* What the exercise asks
Track down every line below that holds "JSON" and copy it.

* Supplied material
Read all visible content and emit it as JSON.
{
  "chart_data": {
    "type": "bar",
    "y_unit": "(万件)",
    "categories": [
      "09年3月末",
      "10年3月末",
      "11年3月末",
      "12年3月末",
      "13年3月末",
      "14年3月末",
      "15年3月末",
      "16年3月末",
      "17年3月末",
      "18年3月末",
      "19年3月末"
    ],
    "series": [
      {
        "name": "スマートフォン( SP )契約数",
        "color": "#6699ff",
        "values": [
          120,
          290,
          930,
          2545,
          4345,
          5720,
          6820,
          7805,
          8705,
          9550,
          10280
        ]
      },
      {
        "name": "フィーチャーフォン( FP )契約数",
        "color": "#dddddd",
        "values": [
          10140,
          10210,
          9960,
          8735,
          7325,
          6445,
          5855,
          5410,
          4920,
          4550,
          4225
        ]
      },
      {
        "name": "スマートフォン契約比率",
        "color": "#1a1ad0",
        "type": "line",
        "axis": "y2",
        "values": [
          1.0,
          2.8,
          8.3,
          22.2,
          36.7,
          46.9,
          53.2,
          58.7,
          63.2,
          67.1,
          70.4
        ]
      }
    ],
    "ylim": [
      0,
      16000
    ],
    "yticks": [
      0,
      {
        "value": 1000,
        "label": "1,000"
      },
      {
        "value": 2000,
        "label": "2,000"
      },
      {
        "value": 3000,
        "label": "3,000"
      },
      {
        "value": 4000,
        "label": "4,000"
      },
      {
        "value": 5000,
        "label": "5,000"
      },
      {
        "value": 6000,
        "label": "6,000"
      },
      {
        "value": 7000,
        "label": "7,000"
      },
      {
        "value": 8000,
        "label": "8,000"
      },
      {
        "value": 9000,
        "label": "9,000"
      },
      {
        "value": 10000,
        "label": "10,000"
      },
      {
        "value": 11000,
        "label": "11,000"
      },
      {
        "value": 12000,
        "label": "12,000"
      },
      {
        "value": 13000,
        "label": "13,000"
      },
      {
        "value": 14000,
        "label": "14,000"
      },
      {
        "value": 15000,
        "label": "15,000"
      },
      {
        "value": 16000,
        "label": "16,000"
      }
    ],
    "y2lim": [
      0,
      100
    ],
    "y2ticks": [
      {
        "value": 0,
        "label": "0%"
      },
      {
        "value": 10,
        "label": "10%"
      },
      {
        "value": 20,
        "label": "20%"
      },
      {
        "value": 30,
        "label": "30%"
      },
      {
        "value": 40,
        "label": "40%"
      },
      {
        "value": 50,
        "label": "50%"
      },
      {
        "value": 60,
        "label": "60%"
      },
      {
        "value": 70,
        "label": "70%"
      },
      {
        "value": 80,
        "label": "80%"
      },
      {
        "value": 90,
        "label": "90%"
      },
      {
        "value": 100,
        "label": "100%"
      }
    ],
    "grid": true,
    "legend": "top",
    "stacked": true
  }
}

--

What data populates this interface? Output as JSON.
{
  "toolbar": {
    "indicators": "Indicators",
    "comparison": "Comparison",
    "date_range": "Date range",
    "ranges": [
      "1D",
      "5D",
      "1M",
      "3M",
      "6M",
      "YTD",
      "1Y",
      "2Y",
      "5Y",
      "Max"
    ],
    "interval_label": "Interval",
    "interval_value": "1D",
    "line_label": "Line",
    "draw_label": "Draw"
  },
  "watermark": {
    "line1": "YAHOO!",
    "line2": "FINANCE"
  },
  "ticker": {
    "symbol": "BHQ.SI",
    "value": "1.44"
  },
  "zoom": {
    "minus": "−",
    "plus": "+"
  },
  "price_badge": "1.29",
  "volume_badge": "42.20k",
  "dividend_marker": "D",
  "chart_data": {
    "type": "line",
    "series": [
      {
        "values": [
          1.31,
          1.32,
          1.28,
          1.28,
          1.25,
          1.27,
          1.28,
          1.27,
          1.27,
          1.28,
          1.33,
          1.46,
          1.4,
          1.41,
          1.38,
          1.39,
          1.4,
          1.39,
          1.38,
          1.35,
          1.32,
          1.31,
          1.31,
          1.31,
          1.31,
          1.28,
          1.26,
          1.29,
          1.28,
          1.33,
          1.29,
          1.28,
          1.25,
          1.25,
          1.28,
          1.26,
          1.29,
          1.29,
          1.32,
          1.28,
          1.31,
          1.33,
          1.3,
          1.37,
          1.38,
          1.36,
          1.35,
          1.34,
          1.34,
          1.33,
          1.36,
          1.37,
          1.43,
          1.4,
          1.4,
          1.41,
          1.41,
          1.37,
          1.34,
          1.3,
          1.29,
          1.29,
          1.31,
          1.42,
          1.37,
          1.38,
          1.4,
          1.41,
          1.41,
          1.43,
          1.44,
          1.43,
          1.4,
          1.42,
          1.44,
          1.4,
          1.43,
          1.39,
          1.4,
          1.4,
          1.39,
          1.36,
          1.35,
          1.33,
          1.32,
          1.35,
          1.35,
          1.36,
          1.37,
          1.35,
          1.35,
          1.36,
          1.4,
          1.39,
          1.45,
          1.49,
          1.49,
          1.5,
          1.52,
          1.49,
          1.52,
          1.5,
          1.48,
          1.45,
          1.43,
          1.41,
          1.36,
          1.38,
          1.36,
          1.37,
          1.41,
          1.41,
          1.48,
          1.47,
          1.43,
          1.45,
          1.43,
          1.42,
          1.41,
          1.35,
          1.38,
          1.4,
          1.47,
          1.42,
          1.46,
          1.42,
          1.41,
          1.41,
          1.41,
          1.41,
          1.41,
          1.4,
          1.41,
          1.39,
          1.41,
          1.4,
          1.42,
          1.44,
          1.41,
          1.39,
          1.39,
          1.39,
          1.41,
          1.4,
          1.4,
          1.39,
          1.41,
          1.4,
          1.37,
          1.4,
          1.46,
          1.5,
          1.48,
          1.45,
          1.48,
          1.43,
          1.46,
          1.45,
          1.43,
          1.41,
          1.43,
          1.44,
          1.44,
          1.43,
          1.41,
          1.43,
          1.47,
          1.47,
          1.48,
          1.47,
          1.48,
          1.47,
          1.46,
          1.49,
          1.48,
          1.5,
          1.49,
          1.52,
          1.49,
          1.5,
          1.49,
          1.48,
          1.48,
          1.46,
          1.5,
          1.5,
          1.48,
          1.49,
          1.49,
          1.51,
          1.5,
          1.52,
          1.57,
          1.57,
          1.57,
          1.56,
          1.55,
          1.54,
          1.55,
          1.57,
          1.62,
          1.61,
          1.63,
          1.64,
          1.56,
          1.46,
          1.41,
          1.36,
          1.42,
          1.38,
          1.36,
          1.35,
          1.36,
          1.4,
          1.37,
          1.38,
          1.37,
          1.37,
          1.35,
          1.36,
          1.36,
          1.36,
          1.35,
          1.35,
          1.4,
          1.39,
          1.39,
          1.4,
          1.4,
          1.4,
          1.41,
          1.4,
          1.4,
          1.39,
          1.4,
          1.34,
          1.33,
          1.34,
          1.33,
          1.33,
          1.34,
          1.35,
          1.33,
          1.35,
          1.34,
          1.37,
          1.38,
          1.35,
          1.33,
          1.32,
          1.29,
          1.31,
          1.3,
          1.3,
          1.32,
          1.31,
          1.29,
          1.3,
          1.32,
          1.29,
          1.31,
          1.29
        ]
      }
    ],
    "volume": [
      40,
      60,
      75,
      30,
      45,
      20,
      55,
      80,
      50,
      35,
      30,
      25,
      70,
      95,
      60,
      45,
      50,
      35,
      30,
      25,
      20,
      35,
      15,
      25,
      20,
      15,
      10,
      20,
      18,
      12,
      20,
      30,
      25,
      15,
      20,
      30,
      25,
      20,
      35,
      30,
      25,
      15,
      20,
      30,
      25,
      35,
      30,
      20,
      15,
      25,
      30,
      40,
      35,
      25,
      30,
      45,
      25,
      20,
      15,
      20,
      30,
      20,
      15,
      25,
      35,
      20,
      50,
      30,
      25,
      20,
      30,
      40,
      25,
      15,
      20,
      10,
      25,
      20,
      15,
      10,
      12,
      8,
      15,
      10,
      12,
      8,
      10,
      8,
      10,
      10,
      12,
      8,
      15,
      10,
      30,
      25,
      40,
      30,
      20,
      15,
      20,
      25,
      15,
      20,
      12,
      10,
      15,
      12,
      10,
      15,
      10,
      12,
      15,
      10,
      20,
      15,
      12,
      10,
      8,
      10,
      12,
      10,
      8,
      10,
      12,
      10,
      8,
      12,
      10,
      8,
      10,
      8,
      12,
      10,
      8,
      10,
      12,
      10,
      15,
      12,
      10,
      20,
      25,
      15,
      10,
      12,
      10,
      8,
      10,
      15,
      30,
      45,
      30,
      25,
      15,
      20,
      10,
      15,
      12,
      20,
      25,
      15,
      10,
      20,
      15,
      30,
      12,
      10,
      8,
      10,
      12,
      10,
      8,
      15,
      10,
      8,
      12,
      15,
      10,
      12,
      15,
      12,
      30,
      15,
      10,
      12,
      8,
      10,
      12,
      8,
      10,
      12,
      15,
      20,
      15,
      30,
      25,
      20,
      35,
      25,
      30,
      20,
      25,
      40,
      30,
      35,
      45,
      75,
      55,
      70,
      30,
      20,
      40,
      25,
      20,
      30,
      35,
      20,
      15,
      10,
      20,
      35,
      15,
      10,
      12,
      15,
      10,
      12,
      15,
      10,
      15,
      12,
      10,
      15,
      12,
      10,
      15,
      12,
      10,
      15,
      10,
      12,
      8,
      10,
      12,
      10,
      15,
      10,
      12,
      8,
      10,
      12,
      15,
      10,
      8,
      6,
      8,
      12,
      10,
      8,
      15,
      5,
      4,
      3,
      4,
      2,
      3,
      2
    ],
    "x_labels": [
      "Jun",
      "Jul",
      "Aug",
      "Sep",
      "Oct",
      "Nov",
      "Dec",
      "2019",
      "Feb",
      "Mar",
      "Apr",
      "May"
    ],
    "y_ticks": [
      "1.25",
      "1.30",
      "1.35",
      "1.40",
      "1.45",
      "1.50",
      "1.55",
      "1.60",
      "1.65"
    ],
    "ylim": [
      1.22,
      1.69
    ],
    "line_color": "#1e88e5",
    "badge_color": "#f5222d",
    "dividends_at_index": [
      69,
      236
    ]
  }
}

* The output
Read all visible content and emit it as JSON.
What data populates this interface? Output as JSON.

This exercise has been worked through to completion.